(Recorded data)
* begin *
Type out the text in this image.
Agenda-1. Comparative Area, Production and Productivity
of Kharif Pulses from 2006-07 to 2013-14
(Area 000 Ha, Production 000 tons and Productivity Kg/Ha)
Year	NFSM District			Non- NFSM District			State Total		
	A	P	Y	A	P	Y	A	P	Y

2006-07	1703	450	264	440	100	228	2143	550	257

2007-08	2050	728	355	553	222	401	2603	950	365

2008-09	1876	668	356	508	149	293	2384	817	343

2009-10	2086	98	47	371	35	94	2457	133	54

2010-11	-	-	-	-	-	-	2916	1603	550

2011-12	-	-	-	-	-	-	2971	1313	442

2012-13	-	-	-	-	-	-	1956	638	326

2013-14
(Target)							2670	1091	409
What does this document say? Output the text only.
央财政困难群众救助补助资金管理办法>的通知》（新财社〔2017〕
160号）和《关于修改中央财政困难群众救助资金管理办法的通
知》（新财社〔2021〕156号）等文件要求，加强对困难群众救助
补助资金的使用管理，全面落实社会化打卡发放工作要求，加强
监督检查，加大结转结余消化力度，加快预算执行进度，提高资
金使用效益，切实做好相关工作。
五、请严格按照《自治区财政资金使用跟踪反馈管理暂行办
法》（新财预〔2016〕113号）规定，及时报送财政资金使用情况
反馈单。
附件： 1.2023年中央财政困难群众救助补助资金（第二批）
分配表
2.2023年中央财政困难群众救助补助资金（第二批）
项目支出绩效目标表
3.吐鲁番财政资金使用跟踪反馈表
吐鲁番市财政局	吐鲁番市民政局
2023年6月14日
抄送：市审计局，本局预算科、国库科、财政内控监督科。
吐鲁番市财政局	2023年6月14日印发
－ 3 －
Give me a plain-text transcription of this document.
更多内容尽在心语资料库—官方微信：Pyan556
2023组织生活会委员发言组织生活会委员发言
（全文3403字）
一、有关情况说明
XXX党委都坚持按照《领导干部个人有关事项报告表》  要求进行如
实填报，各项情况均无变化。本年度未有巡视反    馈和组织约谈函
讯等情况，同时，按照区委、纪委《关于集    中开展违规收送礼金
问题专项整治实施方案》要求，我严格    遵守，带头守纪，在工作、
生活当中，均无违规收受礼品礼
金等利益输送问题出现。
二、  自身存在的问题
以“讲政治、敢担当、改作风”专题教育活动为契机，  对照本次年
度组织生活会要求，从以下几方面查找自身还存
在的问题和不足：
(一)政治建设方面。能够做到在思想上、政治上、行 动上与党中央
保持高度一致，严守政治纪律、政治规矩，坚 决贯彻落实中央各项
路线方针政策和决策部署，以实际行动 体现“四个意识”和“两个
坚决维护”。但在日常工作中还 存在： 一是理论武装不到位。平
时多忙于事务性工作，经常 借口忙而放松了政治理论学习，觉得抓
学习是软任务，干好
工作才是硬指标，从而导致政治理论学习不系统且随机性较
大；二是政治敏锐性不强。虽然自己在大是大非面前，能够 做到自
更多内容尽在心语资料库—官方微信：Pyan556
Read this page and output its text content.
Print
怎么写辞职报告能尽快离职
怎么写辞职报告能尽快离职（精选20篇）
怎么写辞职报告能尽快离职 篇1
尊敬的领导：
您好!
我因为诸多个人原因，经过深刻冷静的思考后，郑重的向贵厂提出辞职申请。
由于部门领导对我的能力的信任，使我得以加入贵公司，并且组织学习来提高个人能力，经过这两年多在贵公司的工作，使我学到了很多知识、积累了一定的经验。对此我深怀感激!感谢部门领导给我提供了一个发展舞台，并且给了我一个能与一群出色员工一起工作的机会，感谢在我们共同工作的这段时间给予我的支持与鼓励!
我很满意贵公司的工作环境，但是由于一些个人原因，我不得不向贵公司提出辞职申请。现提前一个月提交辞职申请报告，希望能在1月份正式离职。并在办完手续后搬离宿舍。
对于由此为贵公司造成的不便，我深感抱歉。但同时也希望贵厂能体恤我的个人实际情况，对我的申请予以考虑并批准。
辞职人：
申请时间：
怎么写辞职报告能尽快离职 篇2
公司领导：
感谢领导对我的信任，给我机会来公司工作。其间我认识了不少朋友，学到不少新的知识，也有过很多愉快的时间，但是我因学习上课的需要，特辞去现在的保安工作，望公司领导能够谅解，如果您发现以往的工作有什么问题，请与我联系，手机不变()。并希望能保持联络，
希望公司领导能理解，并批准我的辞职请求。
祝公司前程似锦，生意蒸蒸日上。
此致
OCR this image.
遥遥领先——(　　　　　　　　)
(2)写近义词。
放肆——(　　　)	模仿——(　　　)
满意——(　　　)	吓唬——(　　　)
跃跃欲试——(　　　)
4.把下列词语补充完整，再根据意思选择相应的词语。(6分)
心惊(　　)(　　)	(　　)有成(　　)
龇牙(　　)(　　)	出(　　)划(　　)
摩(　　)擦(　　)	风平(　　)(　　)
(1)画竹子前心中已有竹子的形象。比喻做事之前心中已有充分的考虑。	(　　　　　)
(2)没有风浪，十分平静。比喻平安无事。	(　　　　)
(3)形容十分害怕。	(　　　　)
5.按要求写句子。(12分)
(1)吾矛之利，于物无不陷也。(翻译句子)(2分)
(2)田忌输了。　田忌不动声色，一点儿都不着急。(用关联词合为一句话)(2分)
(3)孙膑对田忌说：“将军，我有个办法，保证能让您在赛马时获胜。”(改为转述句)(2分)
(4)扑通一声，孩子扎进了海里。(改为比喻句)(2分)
* end *
● Problem requirements
Write out every record verbatim.

● Full solution
Type out the text in this image.
Agenda-1. Comparative Area, Production and Productivity
of Kharif Pulses from 2006-07 to 2013-14
(Area 000 Ha, Production 000 tons and Productivity Kg/Ha)
Year	NFSM District			Non- NFSM District			State Total		
	A	P	Y	A	P	Y	A	P	Y

2006-07	1703	450	264	440	100	228	2143	550	257

2007-08	2050	728	355	553	222	401	2603	950	365

2008-09	1876	668	356	508	149	293	2384	817	343

2009-10	2086	98	47	371	35	94	2457	133	54

2010-11	-	-	-	-	-	-	2916	1603	550

2011-12	-	-	-	-	-	-	2971	1313	442

2012-13	-	-	-	-	-	-	1956	638	326

2013-14
(Target)							2670	1091	409
What does this document say? Output the text only.
央财政困难群众救助补助资金管理办法>的通知》（新财社〔2017〕
160号）和《关于修改中央财政困难群众救助资金管理办法的通
知》（新财社〔2021〕156号）等文件要求，加强对困难群众救助
补助资金的使用管理，全面落实社会化打卡发放工作要求，加强
监督检查，加大结转结余消化力度，加快预算执行进度，提高资
金使用效益，切实做好相关工作。
五、请严格按照《自治区财政资金使用跟踪反馈管理暂行办
法》（新财预〔2016〕113号）规定，及时报送财政资金使用情况
反馈单。
附件： 1.2023年中央财政困难群众救助补助资金（第二批）
分配表
2.2023年中央财政困难群众救助补助资金（第二批）
项目支出绩效目标表
3.吐鲁番财政资金使用跟踪反馈表
吐鲁番市财政局	吐鲁番市民政局
2023年6月14日
抄送：市审计局，本局预算科、国库科、财政内控监督科。
吐鲁番市财政局	2023年6月14日印发
－ 3 －
Give me a plain-text transcription of this document.
更多内容尽在心语资料库—官方微信：Pyan556
2023组织生活会委员发言组织生活会委员发言
（全文3403字）
一、有关情况说明
XXX党委都坚持按照《领导干部个人有关事项报告表》  要求进行如
实填报，各项情况均无变化。本年度未有巡视反    馈和组织约谈函
讯等情况，同时，按照区委、纪委《关于集    中开展违规收送礼金
问题专项整治实施方案》要求，我严格    遵守，带头守纪，在工作、
生活当中，均无违规收受礼品礼
金等利益输送问题出现。
二、  自身存在的问题
以“讲政治、敢担当、改作风”专题教育活动为契机，  对照本次年
度组织生活会要求，从以下几方面查找自身还存
在的问题和不足：
(一)政治建设方面。能够做到在思想上、政治上、行 动上与党中央
保持高度一致，严守政治纪律、政治规矩，坚 决贯彻落实中央各项
路线方针政策和决策部署，以实际行动 体现“四个意识”和“两个
坚决维护”。但在日常工作中还 存在： 一是理论武装不到位。平
时多忙于事务性工作，经常 借口忙而放松了政治理论学习，觉得抓
学习是软任务，干好
工作才是硬指标，从而导致政治理论学习不系统且随机性较
大；二是政治敏锐性不强。虽然自己在大是大非面前，能够 做到自
更多内容尽在心语资料库—官方微信：Pyan556
Read this page and output its text content.
Print
怎么写辞职报告能尽快离职
怎么写辞职报告能尽快离职（精选20篇）
怎么写辞职报告能尽快离职 篇1
尊敬的领导：
您好!
我因为诸多个人原因，经过深刻冷静的思考后，郑重的向贵厂提出辞职申请。
由于部门领导对我的能力的信任，使我得以加入贵公司，并且组织学习来提高个人能力，经过这两年多在贵公司的工作，使我学到了很多知识、积累了一定的经验。对此我深怀感激!感谢部门领导给我提供了一个发展舞台，并且给了我一个能与一群出色员工一起工作的机会，感谢在我们共同工作的这段时间给予我的支持与鼓励!
我很满意贵公司的工作环境，但是由于一些个人原因，我不得不向贵公司提出辞职申请。现提前一个月提交辞职申请报告，希望能在1月份正式离职。并在办完手续后搬离宿舍。
对于由此为贵公司造成的不便，我深感抱歉。但同时也希望贵厂能体恤我的个人实际情况，对我的申请予以考虑并批准。
辞职人：
申请时间：
怎么写辞职报告能尽快离职 篇2
公司领导：
感谢领导对我的信任，给我机会来公司工作。其间我认识了不少朋友，学到不少新的知识，也有过很多愉快的时间，但是我因学习上课的需要，特辞去现在的保安工作，望公司领导能够谅解，如果您发现以往的工作有什么问题，请与我联系，手机不变()。并希望能保持联络，
希望公司领导能理解，并批准我的辞职请求。
祝公司前程似锦，生意蒸蒸日上。
此致
OCR this image.
遥遥领先——(　　　　　　　　)
(2)写近义词。
放肆——(　　　)	模仿——(　　　)
满意——(　　　)	吓唬——(　　　)
跃跃欲试——(　　　)
4.把下列词语补充完整，再根据意思选择相应的词语。(6分)
心惊(　　)(　　)	(　　)有成(　　)
龇牙(　　)(　　)	出(　　)划(　　)
摩(　　)擦(　　)	风平(　　)(　　)
(1)画竹子前心中已有竹子的形象。比喻做事之前心中已有充分的考虑。	(　　　　　)
(2)没有风浪，十分平静。比喻平安无事。	(　　　　)
(3)形容十分害怕。	(　　　　)
5.按要求写句子。(12分)
(1)吾矛之利，于物无不陷也。(翻译句子)(2分)
(2)田忌输了。　田忌不动声色，一点儿都不着急。(用关联词合为一句话)(2分)
(3)孙膑对田忌说：“将军，我有个办法，保证能让您在赛马时获胜。”(改为转述句)(2分)
(4)扑通一声，孩子扎进了海里。(改为比喻句)(2分)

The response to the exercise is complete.